begin
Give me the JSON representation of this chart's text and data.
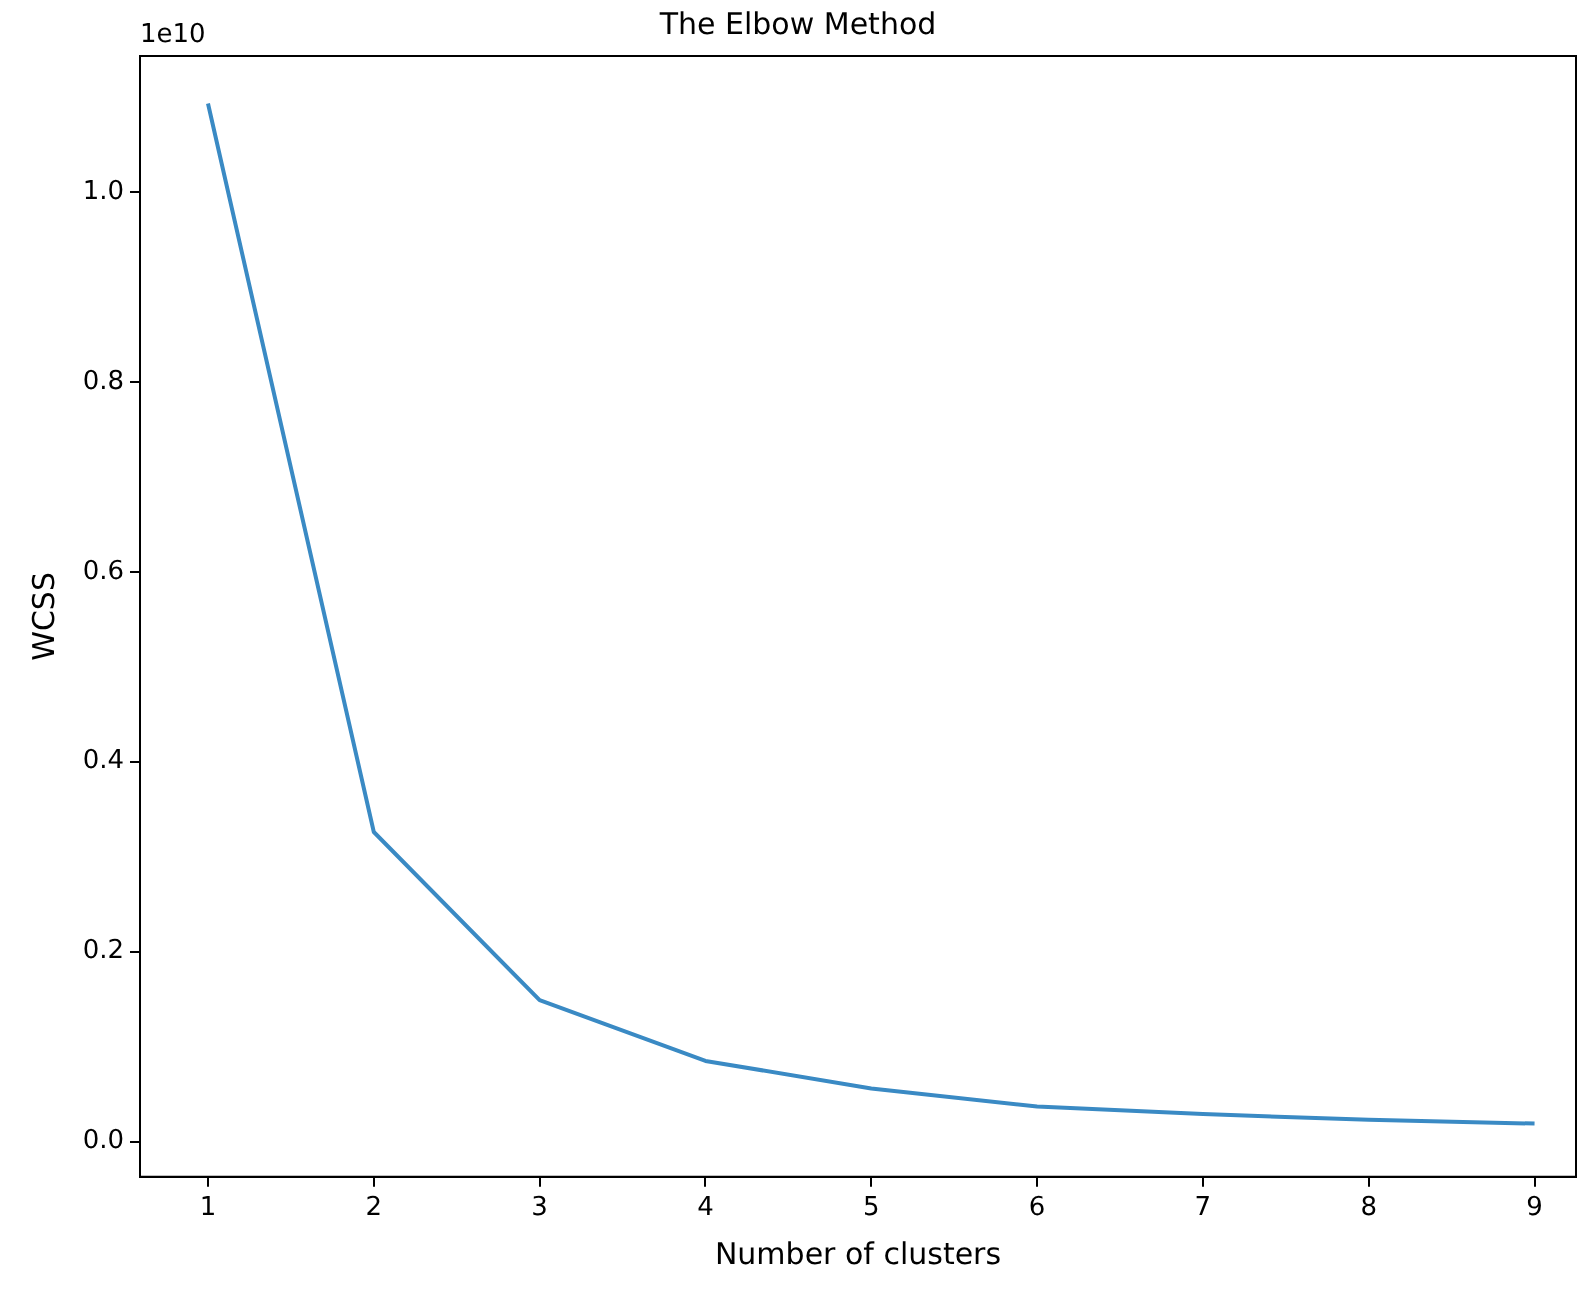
{
  "chart_data": {
    "type": "line",
    "title": "The Elbow Method",
    "xlabel": "Number of clusters",
    "ylabel": "WCSS",
    "annotations": [
      "1e10"
    ],
    "x": [
      1,
      2,
      3,
      4,
      5,
      6,
      7,
      8,
      9
    ],
    "series": [
      {
        "color": "#3a8ac4",
        "values": [
          1.093,
          0.326,
          0.149,
          0.085,
          0.056,
          0.037,
          0.029,
          0.023,
          0.019
        ]
      }
    ],
    "xlim": [
      0.59,
      9.25
    ],
    "xticks": [
      1,
      2,
      3,
      4,
      5,
      6,
      7,
      8,
      9
    ],
    "ylim": [
      -0.037,
      1.143
    ],
    "yticks": [
      {
        "value": 0,
        "label": "0.0"
      },
      {
        "value": 0.2,
        "label": "0.2"
      },
      {
        "value": 0.4,
        "label": "0.4"
      },
      {
        "value": 0.6,
        "label": "0.6"
      },
      {
        "value": 0.8,
        "label": "0.8"
      },
      {
        "value": 1.0,
        "label": "1.0"
      }
    ],
    "grid": false,
    "legend": false,
    "marker": "none",
    "line_style": "solid"
  }
}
end
**Given instruction:** Output all the records, word for word, with no pictures in the copy.

**Solution below:**
Give me the JSON representation of this chart's text and data.
{
  "chart_data": {
    "type": "line",
    "title": "The Elbow Method",
    "xlabel": "Number of clusters",
    "ylabel": "WCSS",
    "annotations": [
      "1e10"
    ],
    "x": [
      1,
      2,
      3,
      4,
      5,
      6,
      7,
      8,
      9
    ],
    "series": [
      {
        "color": "#3a8ac4",
        "values": [
          1.093,
          0.326,
          0.149,
          0.085,
          0.056,
          0.037,
          0.029,
          0.023,
          0.019
        ]
      }
    ],
    "xlim": [
      0.59,
      9.25
    ],
    "xticks": [
      1,
      2,
      3,
      4,
      5,
      6,
      7,
      8,
      9
    ],
    "ylim": [
      -0.037,
      1.143
    ],
    "yticks": [
      {
        "value": 0,
        "label": "0.0"
      },
      {
        "value": 0.2,
        "label": "0.2"
      },
      {
        "value": 0.4,
        "label": "0.4"
      },
      {
        "value": 0.6,
        "label": "0.6"
      },
      {
        "value": 0.8,
        "label": "0.8"
      },
      {
        "value": 1.0,
        "label": "1.0"
      }
    ],
    "grid": false,
    "legend": false,
    "marker": "none",
    "line_style": "solid"
  }
}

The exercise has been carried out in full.